◆ What the task requires
Count every line that has "deducitur" in it and give the total, nothing more.

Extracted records
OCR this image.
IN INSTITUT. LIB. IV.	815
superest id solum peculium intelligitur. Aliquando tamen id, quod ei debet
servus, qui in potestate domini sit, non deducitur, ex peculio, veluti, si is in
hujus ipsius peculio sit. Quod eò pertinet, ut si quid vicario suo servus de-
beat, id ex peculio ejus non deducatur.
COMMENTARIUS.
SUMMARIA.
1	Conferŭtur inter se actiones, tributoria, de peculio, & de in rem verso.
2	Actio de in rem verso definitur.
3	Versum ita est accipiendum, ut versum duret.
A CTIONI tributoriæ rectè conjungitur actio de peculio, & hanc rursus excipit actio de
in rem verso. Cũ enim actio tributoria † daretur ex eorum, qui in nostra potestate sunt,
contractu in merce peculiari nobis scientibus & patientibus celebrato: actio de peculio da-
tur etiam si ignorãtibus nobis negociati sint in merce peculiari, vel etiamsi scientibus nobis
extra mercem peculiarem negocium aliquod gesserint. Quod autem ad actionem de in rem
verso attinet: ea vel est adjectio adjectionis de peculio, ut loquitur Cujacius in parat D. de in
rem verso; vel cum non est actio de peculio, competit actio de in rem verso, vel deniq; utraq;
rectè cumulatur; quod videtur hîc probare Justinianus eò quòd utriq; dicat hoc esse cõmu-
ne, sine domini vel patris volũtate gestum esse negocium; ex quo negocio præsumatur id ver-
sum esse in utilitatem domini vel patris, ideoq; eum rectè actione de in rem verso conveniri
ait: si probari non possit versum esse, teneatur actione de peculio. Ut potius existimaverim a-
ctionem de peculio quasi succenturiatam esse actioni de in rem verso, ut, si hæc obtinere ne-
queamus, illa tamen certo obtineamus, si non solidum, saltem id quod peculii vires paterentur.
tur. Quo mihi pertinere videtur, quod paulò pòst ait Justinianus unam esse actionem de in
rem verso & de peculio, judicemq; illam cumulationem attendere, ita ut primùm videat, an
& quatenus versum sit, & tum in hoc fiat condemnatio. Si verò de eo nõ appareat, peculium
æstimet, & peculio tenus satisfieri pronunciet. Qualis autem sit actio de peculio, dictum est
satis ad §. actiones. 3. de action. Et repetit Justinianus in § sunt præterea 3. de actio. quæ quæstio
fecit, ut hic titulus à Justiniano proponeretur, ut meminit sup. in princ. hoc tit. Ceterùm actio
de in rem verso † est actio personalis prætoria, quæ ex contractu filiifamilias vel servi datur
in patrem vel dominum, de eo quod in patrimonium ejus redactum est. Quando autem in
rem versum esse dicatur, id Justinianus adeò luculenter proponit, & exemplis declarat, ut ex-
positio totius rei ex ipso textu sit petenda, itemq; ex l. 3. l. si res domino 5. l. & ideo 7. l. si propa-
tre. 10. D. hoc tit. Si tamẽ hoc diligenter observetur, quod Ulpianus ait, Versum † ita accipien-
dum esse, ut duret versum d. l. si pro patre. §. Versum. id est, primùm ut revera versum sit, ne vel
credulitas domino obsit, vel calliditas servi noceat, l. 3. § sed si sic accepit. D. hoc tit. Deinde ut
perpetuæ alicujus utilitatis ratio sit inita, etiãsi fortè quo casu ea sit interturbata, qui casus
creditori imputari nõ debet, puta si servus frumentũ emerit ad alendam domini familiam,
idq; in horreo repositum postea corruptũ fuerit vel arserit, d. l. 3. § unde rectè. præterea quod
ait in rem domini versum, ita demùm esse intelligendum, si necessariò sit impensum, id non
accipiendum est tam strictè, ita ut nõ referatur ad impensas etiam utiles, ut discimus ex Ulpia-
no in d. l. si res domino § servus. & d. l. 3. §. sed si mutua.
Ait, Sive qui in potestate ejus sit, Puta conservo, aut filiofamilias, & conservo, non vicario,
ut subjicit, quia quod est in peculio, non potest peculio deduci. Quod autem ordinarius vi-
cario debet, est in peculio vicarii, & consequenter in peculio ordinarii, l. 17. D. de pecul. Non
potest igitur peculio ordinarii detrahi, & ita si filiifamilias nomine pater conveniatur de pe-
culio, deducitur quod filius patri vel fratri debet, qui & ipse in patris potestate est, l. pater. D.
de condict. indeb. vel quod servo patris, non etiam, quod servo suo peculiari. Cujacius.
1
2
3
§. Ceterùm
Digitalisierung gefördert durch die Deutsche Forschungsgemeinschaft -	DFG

◆ Reply
2